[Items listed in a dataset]
(begin)

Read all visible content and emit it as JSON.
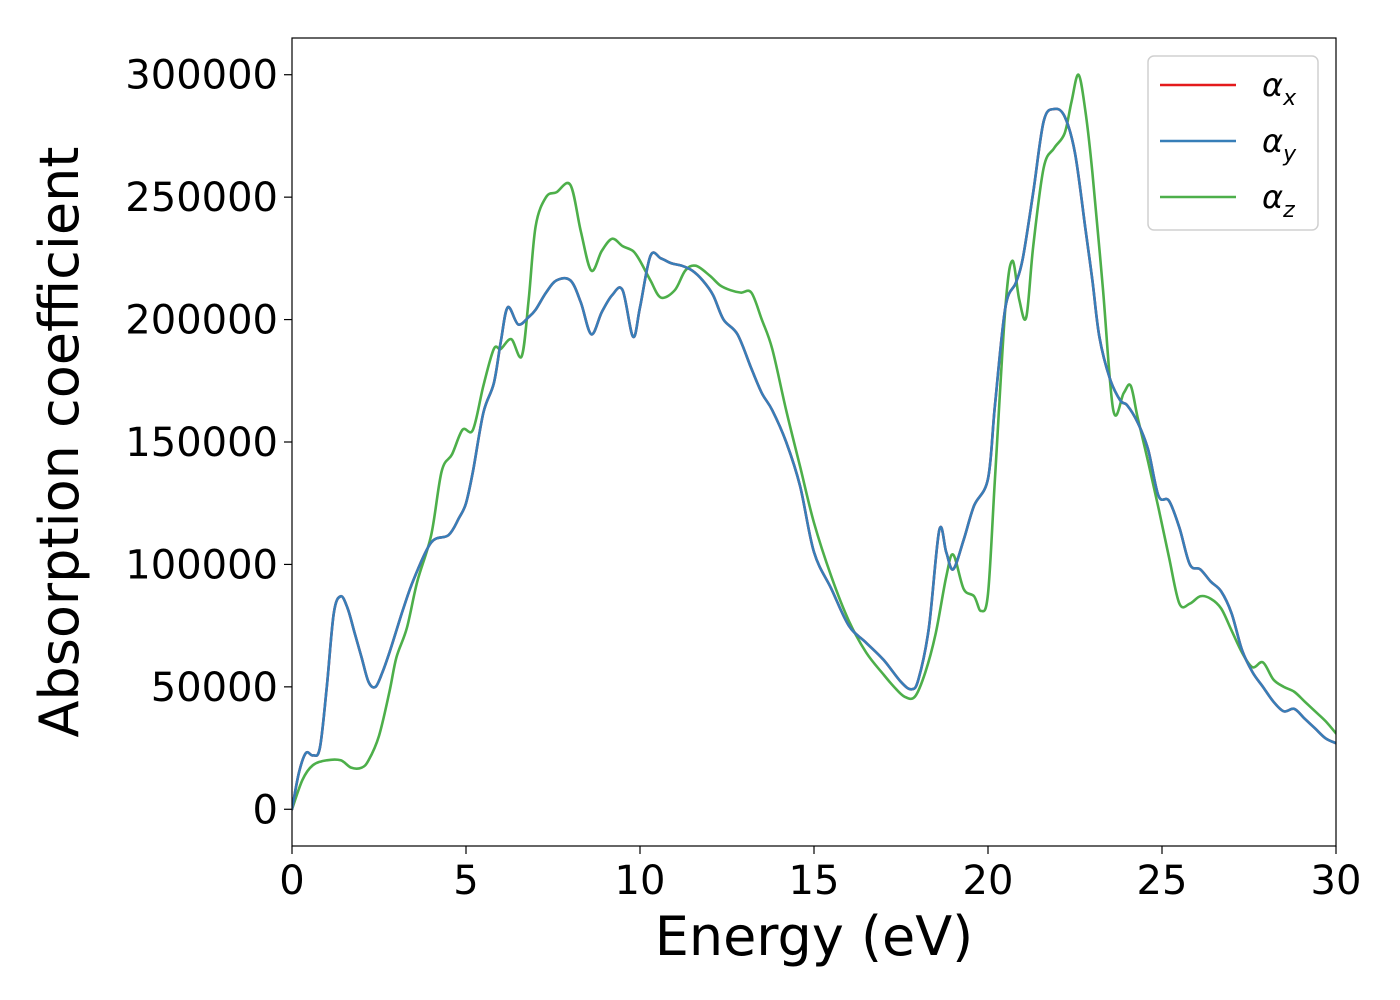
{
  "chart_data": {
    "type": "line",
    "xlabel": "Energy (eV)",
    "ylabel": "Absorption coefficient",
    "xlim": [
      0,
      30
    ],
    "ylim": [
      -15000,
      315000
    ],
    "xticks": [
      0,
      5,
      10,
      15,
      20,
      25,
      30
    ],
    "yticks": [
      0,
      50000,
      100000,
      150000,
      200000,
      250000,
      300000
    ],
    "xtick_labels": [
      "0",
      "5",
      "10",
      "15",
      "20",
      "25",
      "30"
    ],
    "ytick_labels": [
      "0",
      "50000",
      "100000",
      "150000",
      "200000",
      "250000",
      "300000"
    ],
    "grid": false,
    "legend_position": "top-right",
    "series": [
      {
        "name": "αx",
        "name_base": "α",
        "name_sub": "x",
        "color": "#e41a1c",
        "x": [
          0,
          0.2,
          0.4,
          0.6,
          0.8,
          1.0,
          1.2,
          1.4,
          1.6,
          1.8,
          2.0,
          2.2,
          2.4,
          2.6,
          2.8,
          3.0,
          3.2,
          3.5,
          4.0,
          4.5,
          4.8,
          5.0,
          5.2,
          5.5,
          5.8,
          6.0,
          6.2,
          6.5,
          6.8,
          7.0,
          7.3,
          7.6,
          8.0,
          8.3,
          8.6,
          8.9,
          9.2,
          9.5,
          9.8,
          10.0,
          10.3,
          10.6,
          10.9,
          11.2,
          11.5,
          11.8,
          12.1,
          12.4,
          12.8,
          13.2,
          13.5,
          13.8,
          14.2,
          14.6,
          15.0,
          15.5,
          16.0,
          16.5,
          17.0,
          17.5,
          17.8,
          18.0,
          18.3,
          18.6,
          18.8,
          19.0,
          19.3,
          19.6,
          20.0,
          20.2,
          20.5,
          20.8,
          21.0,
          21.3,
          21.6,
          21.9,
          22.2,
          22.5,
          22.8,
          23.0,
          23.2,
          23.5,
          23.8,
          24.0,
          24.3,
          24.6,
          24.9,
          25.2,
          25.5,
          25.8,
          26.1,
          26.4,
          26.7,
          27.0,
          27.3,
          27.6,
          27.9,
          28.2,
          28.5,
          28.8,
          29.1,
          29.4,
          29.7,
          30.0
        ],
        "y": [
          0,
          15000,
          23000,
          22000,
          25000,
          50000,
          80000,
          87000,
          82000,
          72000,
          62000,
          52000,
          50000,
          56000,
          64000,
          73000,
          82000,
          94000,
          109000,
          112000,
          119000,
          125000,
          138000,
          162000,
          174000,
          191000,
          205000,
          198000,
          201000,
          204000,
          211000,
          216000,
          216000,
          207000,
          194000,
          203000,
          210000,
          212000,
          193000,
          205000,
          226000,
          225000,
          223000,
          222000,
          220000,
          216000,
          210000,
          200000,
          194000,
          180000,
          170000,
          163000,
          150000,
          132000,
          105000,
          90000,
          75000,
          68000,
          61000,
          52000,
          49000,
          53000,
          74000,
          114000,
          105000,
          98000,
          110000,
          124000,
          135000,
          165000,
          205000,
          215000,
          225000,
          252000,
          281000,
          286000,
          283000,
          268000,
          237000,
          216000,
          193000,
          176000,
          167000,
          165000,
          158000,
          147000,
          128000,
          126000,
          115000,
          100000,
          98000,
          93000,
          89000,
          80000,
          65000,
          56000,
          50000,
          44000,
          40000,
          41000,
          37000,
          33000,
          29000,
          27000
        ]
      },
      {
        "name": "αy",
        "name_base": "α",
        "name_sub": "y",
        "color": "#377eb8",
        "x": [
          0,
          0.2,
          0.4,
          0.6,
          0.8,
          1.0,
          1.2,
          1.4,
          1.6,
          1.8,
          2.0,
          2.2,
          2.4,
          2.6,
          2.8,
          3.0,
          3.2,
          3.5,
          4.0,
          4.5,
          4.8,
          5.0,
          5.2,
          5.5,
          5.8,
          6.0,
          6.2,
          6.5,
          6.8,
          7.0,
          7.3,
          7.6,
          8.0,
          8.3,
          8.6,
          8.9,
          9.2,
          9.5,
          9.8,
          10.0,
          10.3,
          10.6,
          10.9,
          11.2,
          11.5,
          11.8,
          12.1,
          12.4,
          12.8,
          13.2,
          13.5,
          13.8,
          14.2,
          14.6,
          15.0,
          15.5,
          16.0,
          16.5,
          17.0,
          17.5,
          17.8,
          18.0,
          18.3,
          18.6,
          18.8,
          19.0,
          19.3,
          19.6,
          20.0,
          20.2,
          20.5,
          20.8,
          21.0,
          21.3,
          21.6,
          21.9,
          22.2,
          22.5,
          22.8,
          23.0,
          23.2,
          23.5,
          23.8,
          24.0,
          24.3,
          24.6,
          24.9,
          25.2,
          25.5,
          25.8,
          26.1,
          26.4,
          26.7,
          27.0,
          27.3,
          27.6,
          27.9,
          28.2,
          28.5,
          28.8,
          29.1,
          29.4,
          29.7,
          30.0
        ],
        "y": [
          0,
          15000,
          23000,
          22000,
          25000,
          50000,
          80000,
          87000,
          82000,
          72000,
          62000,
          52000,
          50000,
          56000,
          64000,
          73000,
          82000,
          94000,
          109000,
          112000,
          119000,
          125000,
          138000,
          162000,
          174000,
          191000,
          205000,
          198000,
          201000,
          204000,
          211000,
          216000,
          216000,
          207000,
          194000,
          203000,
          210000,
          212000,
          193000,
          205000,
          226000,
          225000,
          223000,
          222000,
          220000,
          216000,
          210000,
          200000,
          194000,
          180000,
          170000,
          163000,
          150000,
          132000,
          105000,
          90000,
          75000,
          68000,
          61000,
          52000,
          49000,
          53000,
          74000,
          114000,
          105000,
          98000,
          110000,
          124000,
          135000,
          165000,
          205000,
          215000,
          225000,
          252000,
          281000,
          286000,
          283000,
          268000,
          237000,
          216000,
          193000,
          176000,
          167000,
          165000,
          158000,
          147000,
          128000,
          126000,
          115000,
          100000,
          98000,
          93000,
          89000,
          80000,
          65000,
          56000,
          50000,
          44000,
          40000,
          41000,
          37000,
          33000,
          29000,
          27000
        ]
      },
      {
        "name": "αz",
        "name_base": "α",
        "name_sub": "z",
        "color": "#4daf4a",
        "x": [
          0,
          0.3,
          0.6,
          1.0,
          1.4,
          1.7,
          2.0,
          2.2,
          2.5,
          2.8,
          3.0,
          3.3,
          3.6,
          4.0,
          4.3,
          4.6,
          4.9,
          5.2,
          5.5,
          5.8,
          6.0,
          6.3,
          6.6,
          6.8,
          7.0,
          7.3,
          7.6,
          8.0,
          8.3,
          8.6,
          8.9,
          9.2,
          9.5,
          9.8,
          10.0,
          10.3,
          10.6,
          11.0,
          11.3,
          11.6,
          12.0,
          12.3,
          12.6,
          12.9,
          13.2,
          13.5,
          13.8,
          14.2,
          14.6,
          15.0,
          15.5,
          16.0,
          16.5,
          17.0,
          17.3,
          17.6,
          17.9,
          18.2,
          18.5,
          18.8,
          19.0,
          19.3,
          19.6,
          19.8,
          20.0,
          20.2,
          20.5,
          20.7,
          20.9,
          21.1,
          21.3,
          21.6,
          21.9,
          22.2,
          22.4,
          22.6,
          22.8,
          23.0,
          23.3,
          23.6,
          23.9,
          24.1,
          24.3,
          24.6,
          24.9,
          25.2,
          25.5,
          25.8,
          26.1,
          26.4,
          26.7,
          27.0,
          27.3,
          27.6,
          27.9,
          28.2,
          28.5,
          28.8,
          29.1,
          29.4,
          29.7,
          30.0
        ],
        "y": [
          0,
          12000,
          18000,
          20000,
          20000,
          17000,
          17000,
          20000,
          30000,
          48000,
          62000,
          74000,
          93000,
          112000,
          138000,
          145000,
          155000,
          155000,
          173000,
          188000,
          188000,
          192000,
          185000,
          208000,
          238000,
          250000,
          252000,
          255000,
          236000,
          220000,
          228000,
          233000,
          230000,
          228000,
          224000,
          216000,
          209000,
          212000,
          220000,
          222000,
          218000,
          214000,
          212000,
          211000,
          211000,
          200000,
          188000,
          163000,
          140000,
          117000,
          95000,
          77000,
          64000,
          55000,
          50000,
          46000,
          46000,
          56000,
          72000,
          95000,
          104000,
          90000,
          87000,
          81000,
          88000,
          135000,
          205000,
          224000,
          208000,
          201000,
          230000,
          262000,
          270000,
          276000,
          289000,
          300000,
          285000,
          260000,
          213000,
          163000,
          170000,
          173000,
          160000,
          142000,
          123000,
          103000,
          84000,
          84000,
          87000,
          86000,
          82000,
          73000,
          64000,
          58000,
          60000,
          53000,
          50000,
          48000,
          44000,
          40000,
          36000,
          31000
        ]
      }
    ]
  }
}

(end)
(begin)

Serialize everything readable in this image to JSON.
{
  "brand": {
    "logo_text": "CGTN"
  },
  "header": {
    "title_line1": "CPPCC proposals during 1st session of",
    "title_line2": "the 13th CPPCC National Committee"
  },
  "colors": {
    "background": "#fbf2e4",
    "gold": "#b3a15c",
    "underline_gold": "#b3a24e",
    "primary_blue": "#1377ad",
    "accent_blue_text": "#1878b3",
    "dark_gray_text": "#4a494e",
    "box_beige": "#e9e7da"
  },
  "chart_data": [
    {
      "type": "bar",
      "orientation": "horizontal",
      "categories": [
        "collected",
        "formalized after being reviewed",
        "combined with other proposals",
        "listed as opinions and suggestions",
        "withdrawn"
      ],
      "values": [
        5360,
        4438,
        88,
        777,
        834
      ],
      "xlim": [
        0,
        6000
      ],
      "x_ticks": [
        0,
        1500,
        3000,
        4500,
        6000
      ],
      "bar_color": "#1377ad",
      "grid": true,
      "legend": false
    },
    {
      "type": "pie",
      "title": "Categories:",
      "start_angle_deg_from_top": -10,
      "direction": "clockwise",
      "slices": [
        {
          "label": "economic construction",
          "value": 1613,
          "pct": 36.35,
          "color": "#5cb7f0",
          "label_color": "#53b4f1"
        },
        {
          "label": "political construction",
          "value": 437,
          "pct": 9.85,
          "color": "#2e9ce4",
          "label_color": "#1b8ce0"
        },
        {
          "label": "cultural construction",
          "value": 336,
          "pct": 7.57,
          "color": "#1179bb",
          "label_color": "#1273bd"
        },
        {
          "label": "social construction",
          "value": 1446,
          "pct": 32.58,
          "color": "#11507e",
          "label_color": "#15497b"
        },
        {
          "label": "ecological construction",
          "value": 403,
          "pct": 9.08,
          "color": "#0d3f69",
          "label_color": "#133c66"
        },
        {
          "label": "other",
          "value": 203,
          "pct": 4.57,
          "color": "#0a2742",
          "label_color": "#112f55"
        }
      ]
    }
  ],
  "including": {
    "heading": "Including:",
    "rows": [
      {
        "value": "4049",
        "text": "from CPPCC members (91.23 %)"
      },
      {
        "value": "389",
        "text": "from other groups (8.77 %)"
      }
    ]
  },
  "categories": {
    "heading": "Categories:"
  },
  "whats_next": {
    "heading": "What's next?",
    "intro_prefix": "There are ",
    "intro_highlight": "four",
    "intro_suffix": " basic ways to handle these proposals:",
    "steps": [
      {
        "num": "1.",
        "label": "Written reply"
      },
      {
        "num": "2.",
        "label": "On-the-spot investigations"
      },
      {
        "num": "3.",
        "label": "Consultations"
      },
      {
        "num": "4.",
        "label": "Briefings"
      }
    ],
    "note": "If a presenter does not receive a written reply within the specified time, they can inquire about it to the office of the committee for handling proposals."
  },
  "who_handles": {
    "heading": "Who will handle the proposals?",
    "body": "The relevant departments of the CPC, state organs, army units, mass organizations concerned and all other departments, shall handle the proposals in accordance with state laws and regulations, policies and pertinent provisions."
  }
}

(end)
(begin)

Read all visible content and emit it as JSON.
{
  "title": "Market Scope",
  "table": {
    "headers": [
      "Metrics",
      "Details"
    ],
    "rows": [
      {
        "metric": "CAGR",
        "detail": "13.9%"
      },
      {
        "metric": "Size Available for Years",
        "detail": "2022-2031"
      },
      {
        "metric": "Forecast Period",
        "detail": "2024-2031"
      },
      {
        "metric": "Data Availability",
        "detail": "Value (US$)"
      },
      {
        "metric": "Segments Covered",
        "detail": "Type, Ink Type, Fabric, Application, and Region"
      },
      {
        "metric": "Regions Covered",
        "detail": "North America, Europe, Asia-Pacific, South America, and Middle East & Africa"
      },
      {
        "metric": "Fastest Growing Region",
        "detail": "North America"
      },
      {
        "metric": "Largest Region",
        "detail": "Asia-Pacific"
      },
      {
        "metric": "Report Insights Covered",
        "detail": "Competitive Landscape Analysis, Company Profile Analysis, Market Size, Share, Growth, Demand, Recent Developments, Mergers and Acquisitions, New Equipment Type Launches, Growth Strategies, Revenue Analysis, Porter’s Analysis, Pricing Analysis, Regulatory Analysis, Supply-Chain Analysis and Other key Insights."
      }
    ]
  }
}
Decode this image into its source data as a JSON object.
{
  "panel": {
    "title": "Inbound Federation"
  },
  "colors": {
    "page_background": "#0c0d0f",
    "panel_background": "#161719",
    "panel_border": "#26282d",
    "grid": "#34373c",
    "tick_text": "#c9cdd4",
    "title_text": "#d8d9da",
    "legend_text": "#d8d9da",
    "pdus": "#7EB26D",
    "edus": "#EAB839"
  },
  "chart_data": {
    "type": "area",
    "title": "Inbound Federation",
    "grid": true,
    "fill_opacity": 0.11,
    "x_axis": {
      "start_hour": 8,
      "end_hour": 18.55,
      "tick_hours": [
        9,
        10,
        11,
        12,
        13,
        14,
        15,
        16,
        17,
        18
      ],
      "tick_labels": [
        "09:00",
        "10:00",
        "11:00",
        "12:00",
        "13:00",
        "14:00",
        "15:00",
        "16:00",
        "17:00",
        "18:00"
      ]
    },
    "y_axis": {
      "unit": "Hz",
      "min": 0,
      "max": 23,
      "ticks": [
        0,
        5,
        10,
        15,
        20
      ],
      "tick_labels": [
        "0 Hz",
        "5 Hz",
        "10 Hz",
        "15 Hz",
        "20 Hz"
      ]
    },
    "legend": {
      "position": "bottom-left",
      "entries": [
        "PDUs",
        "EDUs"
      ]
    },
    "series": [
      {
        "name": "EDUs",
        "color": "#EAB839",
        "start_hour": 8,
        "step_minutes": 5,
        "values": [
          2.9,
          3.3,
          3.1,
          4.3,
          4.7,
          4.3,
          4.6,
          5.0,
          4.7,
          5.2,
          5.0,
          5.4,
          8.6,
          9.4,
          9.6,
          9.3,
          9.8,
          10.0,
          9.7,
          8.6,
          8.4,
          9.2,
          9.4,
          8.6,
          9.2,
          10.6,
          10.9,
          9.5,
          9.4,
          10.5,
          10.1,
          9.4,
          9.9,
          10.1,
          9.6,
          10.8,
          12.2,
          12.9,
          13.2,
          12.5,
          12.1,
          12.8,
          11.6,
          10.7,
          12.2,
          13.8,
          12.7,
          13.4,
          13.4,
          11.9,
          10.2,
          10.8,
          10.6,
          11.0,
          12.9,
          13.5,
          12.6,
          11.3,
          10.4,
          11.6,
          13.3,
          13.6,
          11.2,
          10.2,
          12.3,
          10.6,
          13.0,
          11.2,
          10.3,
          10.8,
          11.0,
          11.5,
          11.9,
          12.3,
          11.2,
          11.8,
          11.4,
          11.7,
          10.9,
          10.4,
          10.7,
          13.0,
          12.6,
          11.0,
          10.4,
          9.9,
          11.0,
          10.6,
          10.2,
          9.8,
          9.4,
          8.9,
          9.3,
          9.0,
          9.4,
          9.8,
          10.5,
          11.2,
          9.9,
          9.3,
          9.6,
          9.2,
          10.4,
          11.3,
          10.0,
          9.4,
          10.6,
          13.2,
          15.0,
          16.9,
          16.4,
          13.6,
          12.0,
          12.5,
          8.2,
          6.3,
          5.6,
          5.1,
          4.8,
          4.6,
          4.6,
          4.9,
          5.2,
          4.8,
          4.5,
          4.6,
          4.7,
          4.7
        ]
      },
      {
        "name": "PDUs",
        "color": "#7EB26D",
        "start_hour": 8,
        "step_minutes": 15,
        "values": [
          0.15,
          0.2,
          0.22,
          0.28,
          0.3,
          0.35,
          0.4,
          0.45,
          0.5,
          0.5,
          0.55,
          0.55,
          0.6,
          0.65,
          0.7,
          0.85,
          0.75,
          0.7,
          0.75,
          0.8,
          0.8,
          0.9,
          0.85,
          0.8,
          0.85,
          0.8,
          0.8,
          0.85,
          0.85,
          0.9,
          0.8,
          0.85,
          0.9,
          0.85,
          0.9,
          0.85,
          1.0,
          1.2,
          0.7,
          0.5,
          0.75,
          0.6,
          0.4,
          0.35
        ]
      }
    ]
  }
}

(end)

- _What the task requires_: Write only the number of lines in the data above that include "heading".

- _Response to the task_: 4